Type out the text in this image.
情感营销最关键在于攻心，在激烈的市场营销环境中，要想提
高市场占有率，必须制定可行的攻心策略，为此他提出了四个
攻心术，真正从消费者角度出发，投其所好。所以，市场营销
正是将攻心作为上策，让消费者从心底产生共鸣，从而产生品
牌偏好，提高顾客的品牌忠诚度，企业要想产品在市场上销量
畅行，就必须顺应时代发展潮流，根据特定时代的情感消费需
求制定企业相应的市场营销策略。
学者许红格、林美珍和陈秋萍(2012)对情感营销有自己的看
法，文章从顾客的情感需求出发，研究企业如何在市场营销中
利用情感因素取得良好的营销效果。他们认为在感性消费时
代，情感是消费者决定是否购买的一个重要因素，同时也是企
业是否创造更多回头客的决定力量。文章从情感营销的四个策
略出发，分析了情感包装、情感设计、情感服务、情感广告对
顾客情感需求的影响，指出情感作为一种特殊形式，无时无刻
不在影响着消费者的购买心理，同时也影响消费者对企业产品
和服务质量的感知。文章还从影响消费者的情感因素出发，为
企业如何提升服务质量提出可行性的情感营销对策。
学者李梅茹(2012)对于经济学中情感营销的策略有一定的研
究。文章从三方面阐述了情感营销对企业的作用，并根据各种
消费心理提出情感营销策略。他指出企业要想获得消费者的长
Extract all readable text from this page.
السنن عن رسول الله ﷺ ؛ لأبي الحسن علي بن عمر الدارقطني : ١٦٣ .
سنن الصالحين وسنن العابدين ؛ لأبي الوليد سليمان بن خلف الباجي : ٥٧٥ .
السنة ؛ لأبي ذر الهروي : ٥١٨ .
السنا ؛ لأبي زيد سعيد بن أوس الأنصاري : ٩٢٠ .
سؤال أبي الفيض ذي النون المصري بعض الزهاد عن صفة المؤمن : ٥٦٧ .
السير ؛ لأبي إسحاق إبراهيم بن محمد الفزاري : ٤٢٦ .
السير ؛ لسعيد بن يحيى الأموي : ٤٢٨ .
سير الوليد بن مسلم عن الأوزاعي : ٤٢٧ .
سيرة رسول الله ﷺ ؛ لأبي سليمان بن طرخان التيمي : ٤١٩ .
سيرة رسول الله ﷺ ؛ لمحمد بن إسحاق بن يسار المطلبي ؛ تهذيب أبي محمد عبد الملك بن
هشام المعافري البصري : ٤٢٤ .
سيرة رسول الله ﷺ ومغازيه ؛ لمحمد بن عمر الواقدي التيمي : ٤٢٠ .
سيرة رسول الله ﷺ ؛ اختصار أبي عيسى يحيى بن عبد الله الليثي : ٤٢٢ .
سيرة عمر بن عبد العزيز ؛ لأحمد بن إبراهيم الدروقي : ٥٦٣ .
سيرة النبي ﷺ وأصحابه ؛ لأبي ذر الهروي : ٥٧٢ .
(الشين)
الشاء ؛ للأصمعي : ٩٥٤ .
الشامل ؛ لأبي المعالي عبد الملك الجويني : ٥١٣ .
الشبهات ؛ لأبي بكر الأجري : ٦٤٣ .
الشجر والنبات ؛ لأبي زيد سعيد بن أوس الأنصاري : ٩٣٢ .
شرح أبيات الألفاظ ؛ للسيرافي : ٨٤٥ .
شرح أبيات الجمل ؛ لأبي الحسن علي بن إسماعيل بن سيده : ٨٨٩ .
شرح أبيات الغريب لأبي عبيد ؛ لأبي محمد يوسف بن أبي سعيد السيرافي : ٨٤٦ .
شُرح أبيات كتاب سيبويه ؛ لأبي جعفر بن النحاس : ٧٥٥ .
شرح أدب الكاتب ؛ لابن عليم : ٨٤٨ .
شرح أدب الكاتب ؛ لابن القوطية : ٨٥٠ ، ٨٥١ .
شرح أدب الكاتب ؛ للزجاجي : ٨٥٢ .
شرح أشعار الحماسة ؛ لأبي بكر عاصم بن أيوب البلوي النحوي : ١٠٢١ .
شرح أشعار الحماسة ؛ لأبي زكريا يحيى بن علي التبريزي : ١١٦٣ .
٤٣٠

* WHAT TO DO
Among the lines of the listing, how many hold the string "الملك"? Respond with only the number.

* FULL SOLUTION
2